--- DOCUMENT ---

The public service broadcaster is facing a £150m-a-year shortfall and growing pressure from the Conservative government to become “leaner and simpler”.
The number of jobs culled from the current 18,000 workforce is expected to be in the high hundreds and involve the reduction of senior and middle managers, a BBC source told the Guardian.
Director General Tony Hall is expected to warn on Thursday that the drop in people paying the licence fee has hit the BBC harder than it expected.
Internal analysis has shown that the BBC’s forecasted income for 2016-17 faces a shortfall of £150m as people exploit a loophole where people can not pay the licence fee if they only watch catch-up television online.
It comes as the government announced plans to decriminalise non payment of the fee last year and is set to debate its future ahead of negotiations over the renewal of its Royal Charter next year.
This comes just days after the BBC lost its rights to show the Olympics to Eurosport until 2024 after the International Olympic Committee signed a £920m pan-Europe deal with the channel’s parent company Discovery.
The new Arts and Culture Secretary, John Whittingdale has been branded "anti-BBC" as he is one of a number of Tory MPs who has stated that he believes the broadcaster has a “left-wing bias”.
A green paper on its future is due to be published in the past few weeks with ministers warning it could include a possible insistence that the BBC pay for the £700m-a-year subsidy for licences for the over 75s.
Currently the Treasury foots the bill after governors threatened to resign when the idea was first mooted in 2010.
Other changes include a new regulator nicknamed “Ofbeeb” to replace the BBC Trust and the threat of closure if the organisation did not deal with right-wing charges of left-wing bias.

---

GOALS:
a – Answer these questions using the BBC article:
(i) How many people are in the BBC's current workforce?
(ii) Who is expected to warn on Thursday about the drop in people paying the licence fee?
(iii) What was the value of the pan-Europe deal the International Olympic Committee signed with Discovery?
b – Revise the BBC article from "Director General Tony" to "Charter next year.", replacing "licence fee" with "television licence fee" throughout that passage.
The data that follows comes from a separate source and has no connection to the BBC article.

--- COLLECTED DATA ---

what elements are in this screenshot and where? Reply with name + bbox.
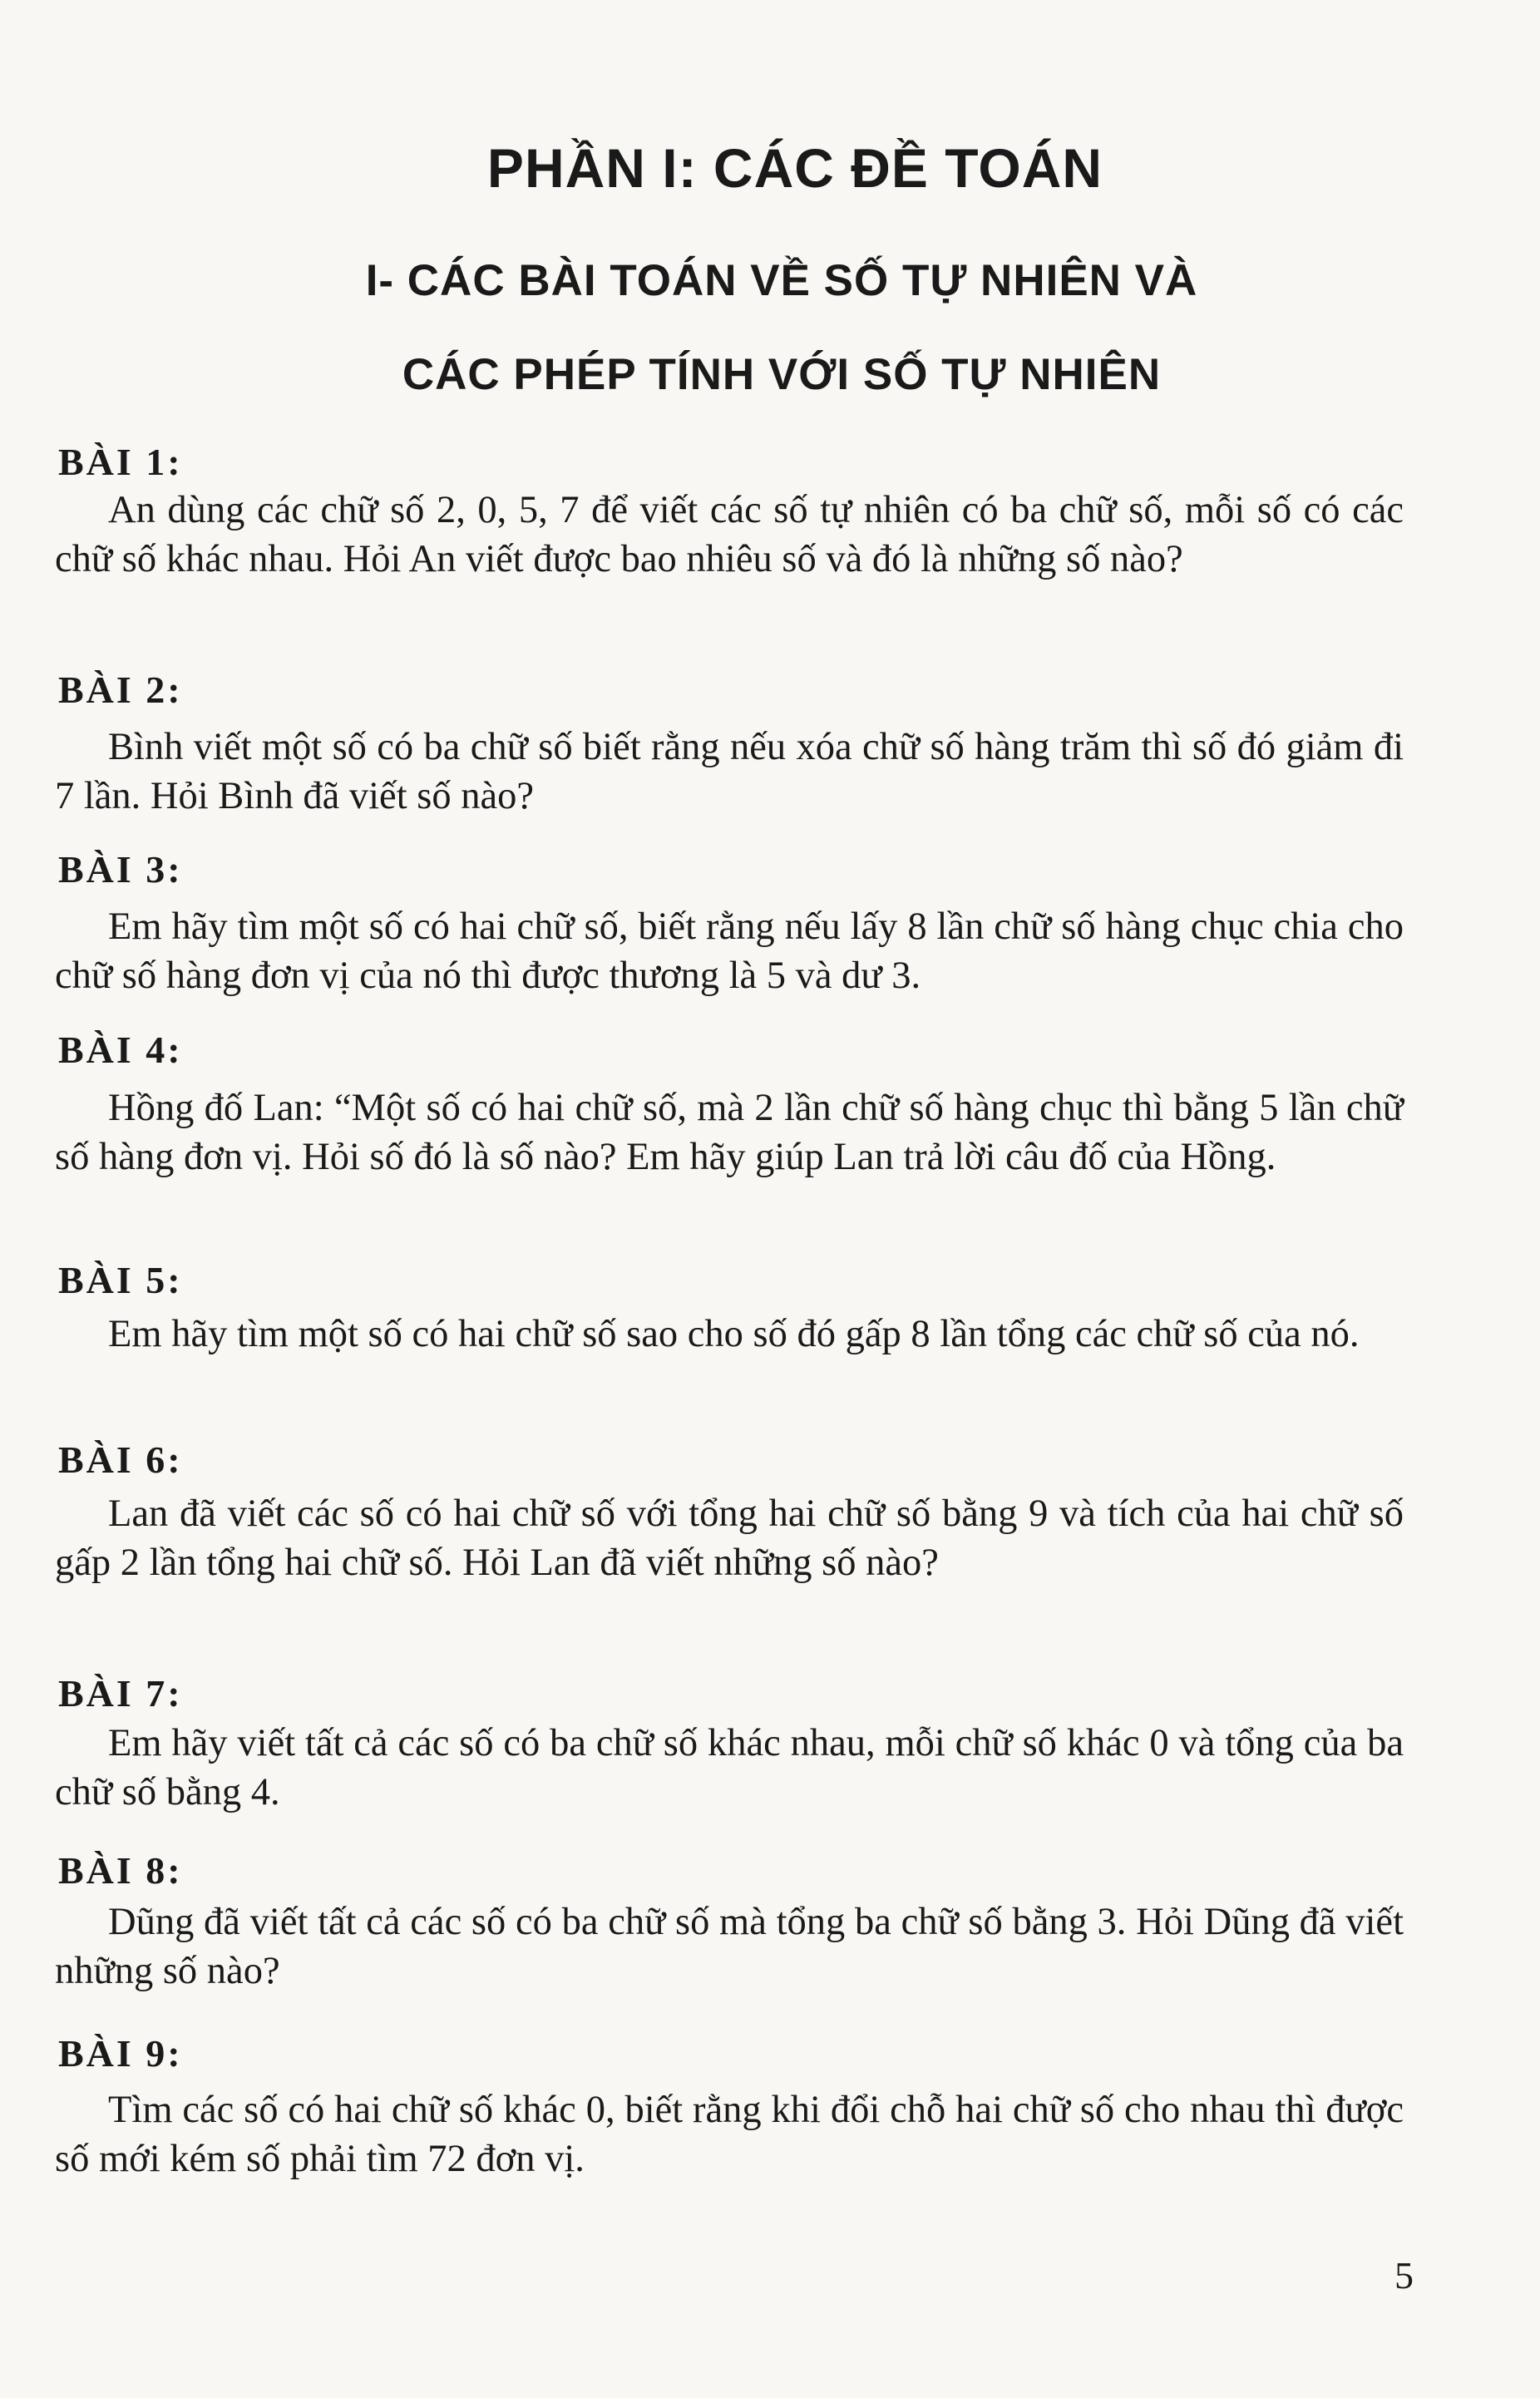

---

ANSWER LIST:
a –
(i) 18,000
(ii) Director General Tony Hall
(iii) £920m

b –
Director General Tony Hall is expected to warn on Thursday that the drop in people paying the television licence fee has hit the BBC harder than it expected.
Internal analysis has shown that the BBC’s forecasted income for 2016-17 faces a shortfall of £150m as people exploit a loophole where people can not pay the television licence fee if they only watch catch-up television online.
It comes as the government announced plans to decriminalise non payment of the fee last year and is set to debate its future ahead of negotiations over the renewal of its Royal Charter next year.